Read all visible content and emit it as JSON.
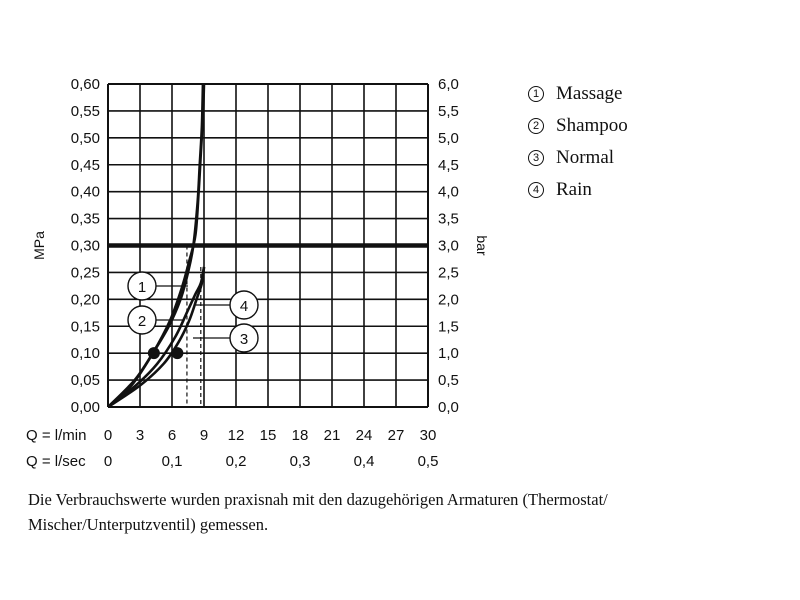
{
  "chart_data": {
    "type": "line",
    "xlabel_primary": "Q = l/min",
    "xlabel_secondary": "Q = l/sec",
    "ylabel_left": "MPa",
    "ylabel_right": "bar",
    "xlim": [
      0,
      30
    ],
    "ylim": [
      0,
      0.6
    ],
    "x_ticks": [
      "0",
      "3",
      "6",
      "9",
      "12",
      "15",
      "18",
      "21",
      "24",
      "27",
      "30"
    ],
    "x_ticks_secondary": [
      {
        "x": 0,
        "label": "0"
      },
      {
        "x": 6,
        "label": "0,1"
      },
      {
        "x": 12,
        "label": "0,2"
      },
      {
        "x": 18,
        "label": "0,3"
      },
      {
        "x": 24,
        "label": "0,4"
      },
      {
        "x": 30,
        "label": "0,5"
      }
    ],
    "y_ticks_left": [
      "0,00",
      "0,05",
      "0,10",
      "0,15",
      "0,20",
      "0,25",
      "0,30",
      "0,35",
      "0,40",
      "0,45",
      "0,50",
      "0,55",
      "0,60"
    ],
    "y_ticks_right": [
      "0,0",
      "0,5",
      "1,0",
      "1,5",
      "2,0",
      "2,5",
      "3,0",
      "3,5",
      "4,0",
      "4,5",
      "5,0",
      "5,5",
      "6,0"
    ],
    "grid": true,
    "reference_line_y": 0.3,
    "series": [
      {
        "name": "1",
        "x": [
          0,
          2.5,
          4.2,
          5.7,
          6.8,
          7.5,
          8.0,
          8.4,
          8.6,
          8.8,
          8.9
        ],
        "y": [
          0,
          0.05,
          0.1,
          0.15,
          0.2,
          0.25,
          0.3,
          0.38,
          0.45,
          0.52,
          0.6
        ]
      },
      {
        "name": "2",
        "x": [
          0,
          2.2,
          4.2,
          5.8,
          6.9,
          7.6,
          8.2,
          8.5,
          8.7,
          8.9,
          9.0
        ],
        "y": [
          0,
          0.04,
          0.1,
          0.16,
          0.22,
          0.27,
          0.32,
          0.4,
          0.47,
          0.54,
          0.6
        ]
      },
      {
        "name": "3",
        "x": [
          0,
          3.0,
          5.2,
          6.6,
          7.6,
          8.3,
          8.8,
          9.0
        ],
        "y": [
          0,
          0.04,
          0.08,
          0.12,
          0.16,
          0.2,
          0.23,
          0.26
        ]
      },
      {
        "name": "4",
        "x": [
          0,
          2.6,
          4.6,
          6.3,
          7.5,
          8.2,
          8.7,
          9.0
        ],
        "y": [
          0,
          0.04,
          0.08,
          0.13,
          0.18,
          0.21,
          0.23,
          0.26
        ]
      }
    ],
    "points": [
      {
        "x": 4.3,
        "y": 0.1
      },
      {
        "x": 6.5,
        "y": 0.1
      }
    ],
    "dashed_drops": [
      {
        "x": 7.4,
        "y": 0.3
      },
      {
        "x": 8.7,
        "y": 0.26
      }
    ],
    "labels": [
      {
        "text": "1",
        "series": "1"
      },
      {
        "text": "2",
        "series": "2"
      },
      {
        "text": "3",
        "series": "3"
      },
      {
        "text": "4",
        "series": "4"
      }
    ]
  },
  "legend": [
    {
      "num": "1",
      "label": "Massage"
    },
    {
      "num": "2",
      "label": "Shampoo"
    },
    {
      "num": "3",
      "label": "Normal"
    },
    {
      "num": "4",
      "label": "Rain"
    }
  ],
  "caption": "Die Verbrauchswerte wurden praxisnah mit den dazugehörigen Armaturen (Thermostat/ Mischer/Unterputzventil) gemessen."
}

_ _ _ _

[INSTRUCTION]
Copy out the lines that hold "series".

[RESPONSE TO THE TASK]
    "series": [
        "series": "1"
        "series": "2"
        "series": "3"
        "series": "4"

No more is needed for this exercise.